Directive: How many of the lines below contain "même"? Answer with that number alone.

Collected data
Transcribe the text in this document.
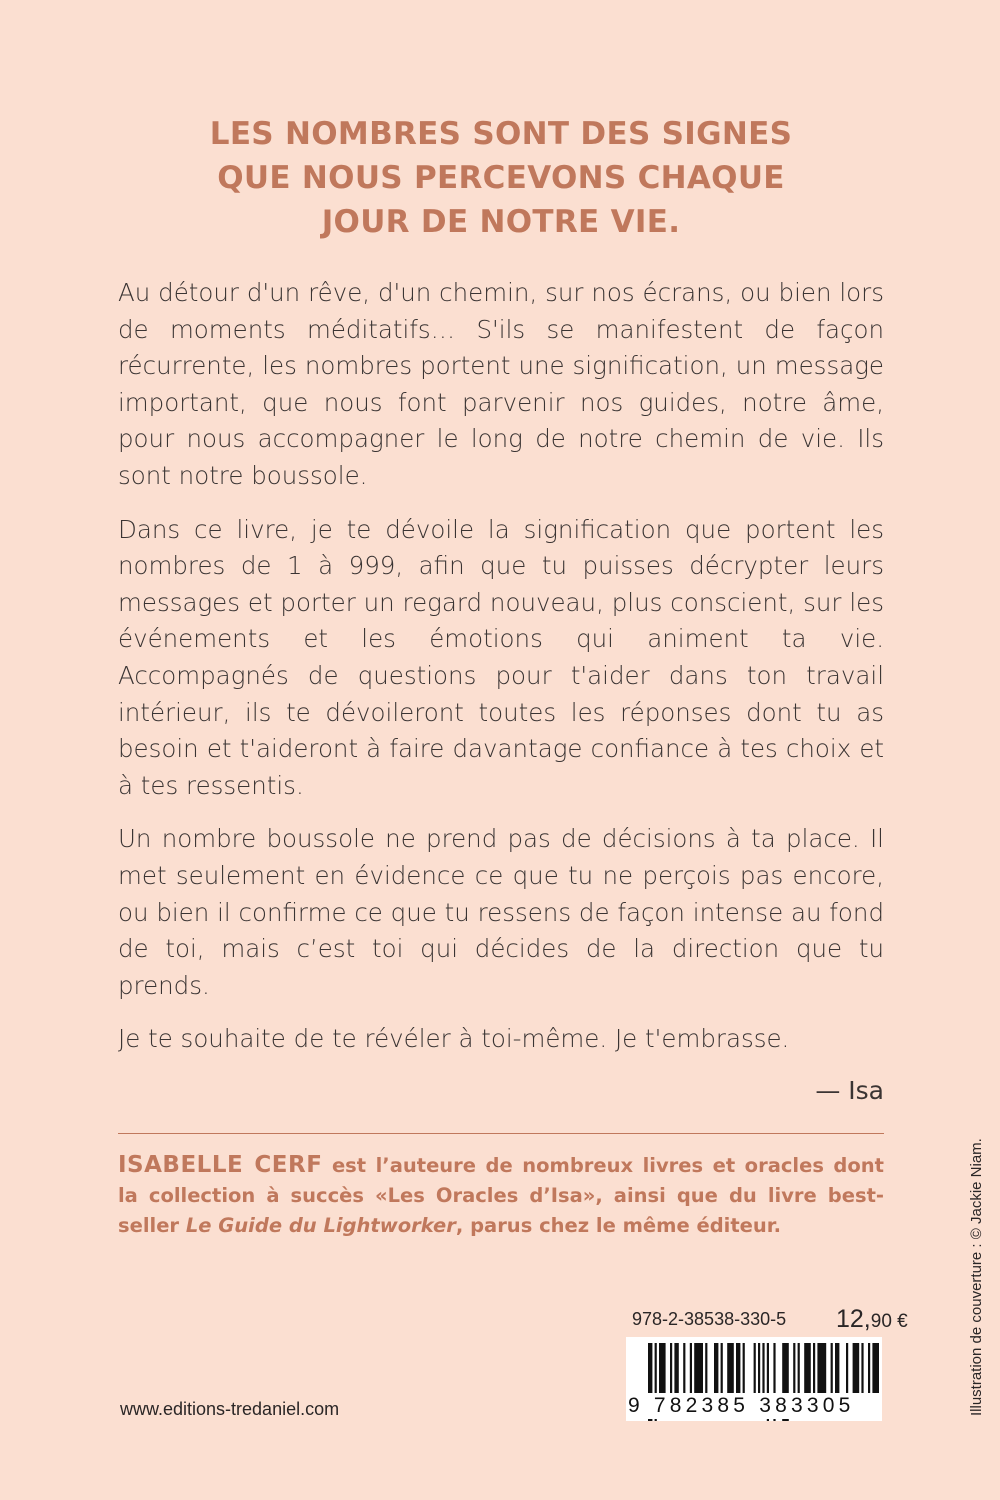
LES NOMBRES SONT DES SIGNES
QUE NOUS PERCEVONS CHAQUE
JOUR DE NOTRE VIE.

Au détour d'un rêve, d'un chemin, sur nos écrans, ou bien lors de moments méditatifs… S'ils se manifestent de façon récurrente, les nombres portent une signification, un message important, que nous font parvenir nos guides, notre âme, pour nous accompagner le long de notre chemin de vie. Ils sont notre boussole.

Dans ce livre, je te dévoile la signification que portent les nombres de 1 à 999, afin que tu puisses décrypter leurs messages et porter un regard nouveau, plus conscient, sur les événements et les émotions qui animent ta vie. Accompagnés de questions pour t'aider dans ton travail intérieur, ils te dévoileront toutes les réponses dont tu as besoin et t'aideront à faire davantage confiance à tes choix et à tes ressentis.

Un nombre boussole ne prend pas de décisions à ta place. Il met seulement en évidence ce que tu ne perçois pas encore, ou bien il confirme ce que tu ressens de façon intense au fond de toi, mais c’est toi qui décides de la direction que tu prends.

Je te souhaite de te révéler à toi-même. Je t'embrasse.

— Isa
ISABELLE CERF est l’auteure de nombreux livres et oracles dont la collection à succès «Les Oracles d’Isa», ainsi que du livre best-seller Le Guide du Lightworker, parus chez le même éditeur.
978-2-38538-330-5 12,90 €
9 782385 383305
www.editions-tredaniel.com	Illustration de couverture : © Jackie Niam.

Output for this task: 2